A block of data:
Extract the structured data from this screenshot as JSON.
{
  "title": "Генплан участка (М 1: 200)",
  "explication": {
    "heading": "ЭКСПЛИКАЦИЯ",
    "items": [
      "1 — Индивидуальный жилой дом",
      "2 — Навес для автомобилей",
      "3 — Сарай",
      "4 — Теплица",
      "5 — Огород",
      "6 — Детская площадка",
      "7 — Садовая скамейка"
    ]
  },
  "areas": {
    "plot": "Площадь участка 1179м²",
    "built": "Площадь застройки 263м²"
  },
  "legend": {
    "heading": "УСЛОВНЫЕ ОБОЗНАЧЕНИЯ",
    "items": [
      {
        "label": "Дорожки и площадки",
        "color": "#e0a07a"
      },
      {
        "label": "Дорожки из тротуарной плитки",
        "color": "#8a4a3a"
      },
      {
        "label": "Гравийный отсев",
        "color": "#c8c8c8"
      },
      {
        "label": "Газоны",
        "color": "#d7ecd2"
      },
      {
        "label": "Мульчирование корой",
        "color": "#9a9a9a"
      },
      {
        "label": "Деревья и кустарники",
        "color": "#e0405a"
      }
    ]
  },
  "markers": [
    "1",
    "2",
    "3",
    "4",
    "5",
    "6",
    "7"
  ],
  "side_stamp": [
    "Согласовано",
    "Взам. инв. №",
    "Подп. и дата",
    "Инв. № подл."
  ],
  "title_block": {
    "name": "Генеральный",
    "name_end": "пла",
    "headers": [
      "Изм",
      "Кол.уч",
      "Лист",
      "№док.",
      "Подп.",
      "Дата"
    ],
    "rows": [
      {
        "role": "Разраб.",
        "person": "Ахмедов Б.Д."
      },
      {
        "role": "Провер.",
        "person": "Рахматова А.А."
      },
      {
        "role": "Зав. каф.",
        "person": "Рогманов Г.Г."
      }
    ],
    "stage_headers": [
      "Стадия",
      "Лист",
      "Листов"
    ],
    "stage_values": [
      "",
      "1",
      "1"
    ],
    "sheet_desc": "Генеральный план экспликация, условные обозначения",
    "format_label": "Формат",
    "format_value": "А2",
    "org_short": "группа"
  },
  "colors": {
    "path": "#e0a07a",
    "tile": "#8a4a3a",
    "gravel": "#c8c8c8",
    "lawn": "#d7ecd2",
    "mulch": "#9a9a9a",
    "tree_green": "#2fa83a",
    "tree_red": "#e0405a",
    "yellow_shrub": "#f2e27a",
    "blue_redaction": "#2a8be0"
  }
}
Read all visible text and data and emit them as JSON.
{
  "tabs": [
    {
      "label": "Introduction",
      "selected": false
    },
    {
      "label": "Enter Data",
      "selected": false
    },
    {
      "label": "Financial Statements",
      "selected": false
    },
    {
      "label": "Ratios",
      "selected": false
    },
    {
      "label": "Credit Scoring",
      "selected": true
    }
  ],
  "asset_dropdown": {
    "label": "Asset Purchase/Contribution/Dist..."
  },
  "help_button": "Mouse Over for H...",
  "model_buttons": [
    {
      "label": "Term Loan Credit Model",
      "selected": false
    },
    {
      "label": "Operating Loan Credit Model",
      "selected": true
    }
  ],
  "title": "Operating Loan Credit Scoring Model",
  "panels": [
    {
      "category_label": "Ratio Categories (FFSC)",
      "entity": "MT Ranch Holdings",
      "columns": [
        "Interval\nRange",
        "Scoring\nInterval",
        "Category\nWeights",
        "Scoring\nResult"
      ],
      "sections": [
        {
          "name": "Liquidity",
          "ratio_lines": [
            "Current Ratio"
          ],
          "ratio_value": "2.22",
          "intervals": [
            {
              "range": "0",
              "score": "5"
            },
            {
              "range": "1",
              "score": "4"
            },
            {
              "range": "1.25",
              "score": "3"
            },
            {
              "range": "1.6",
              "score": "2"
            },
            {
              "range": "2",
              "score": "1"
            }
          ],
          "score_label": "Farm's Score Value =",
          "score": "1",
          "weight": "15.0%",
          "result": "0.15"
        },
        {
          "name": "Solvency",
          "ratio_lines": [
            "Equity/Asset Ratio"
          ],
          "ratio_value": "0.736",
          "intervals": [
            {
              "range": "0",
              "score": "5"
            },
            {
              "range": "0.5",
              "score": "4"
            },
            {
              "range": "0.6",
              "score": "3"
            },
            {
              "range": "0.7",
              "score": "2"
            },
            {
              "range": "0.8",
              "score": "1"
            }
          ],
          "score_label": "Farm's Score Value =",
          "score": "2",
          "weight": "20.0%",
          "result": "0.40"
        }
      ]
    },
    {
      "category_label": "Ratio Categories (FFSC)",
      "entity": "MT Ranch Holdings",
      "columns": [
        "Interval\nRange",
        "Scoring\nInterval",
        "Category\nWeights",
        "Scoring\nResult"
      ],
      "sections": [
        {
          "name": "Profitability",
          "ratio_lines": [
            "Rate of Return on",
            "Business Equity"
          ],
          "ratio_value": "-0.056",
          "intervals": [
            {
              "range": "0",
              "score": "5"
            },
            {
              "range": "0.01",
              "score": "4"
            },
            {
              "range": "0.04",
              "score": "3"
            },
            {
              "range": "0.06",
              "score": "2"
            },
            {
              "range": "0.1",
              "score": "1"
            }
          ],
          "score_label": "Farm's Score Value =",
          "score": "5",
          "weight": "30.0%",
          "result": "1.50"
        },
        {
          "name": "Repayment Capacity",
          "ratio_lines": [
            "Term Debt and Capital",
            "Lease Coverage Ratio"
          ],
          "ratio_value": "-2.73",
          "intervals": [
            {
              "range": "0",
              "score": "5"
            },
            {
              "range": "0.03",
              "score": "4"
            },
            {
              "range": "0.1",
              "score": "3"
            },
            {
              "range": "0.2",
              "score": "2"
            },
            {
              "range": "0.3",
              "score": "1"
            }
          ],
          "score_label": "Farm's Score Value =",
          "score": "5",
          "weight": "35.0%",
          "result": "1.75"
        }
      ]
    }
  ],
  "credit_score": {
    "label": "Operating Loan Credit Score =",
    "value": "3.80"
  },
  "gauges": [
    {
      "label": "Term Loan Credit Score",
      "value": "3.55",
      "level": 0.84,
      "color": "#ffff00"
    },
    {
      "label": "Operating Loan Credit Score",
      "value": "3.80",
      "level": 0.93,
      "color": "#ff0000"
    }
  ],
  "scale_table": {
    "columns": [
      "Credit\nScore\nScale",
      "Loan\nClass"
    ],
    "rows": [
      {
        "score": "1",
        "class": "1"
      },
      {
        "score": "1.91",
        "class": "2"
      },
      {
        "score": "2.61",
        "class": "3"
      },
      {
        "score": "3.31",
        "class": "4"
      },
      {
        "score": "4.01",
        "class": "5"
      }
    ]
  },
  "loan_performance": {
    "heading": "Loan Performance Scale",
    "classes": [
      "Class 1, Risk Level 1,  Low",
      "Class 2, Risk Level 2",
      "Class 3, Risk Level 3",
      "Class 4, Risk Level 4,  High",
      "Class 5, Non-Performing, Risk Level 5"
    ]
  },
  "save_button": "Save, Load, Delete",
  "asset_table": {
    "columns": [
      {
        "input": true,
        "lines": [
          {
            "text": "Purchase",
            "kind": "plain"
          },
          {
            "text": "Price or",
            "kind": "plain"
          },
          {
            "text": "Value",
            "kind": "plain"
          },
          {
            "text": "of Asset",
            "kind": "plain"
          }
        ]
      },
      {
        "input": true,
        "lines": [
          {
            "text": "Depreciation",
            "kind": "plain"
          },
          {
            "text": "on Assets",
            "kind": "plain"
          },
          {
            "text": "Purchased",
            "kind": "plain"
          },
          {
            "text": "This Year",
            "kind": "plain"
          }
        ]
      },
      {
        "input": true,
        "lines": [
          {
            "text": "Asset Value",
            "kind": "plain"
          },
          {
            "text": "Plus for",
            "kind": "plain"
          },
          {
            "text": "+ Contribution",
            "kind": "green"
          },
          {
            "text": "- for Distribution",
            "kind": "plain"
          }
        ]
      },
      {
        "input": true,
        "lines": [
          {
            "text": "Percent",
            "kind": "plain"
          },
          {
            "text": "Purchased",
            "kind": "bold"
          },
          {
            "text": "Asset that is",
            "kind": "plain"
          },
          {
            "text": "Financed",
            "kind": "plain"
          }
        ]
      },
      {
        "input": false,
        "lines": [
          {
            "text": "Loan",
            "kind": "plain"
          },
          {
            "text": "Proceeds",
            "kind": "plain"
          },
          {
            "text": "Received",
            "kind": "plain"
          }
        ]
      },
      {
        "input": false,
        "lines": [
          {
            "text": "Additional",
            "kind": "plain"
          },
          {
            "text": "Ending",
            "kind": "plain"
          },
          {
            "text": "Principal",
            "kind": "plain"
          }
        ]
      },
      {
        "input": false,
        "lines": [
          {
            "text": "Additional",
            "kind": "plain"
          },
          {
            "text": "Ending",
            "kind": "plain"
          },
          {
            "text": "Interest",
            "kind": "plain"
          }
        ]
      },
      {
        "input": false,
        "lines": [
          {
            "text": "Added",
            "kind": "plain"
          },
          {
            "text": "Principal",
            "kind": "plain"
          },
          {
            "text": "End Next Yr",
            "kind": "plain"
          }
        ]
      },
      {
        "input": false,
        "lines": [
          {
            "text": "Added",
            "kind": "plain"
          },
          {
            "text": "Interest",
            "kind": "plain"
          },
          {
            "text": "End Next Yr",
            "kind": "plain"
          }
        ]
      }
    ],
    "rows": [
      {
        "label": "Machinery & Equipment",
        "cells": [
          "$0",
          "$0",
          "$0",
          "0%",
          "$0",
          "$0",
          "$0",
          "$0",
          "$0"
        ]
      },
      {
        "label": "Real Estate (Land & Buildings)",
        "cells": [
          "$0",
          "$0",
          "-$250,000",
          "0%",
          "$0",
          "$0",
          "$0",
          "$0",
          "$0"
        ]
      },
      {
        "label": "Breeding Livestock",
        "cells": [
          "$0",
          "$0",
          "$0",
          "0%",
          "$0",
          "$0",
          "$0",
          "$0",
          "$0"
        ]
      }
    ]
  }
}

Goal of the exercise:
Pull out every line in the material above where "Дорожки" occurs.

Answer:
        "label": "Дорожки и площадки",
        "label": "Дорожки из тротуарной плитки",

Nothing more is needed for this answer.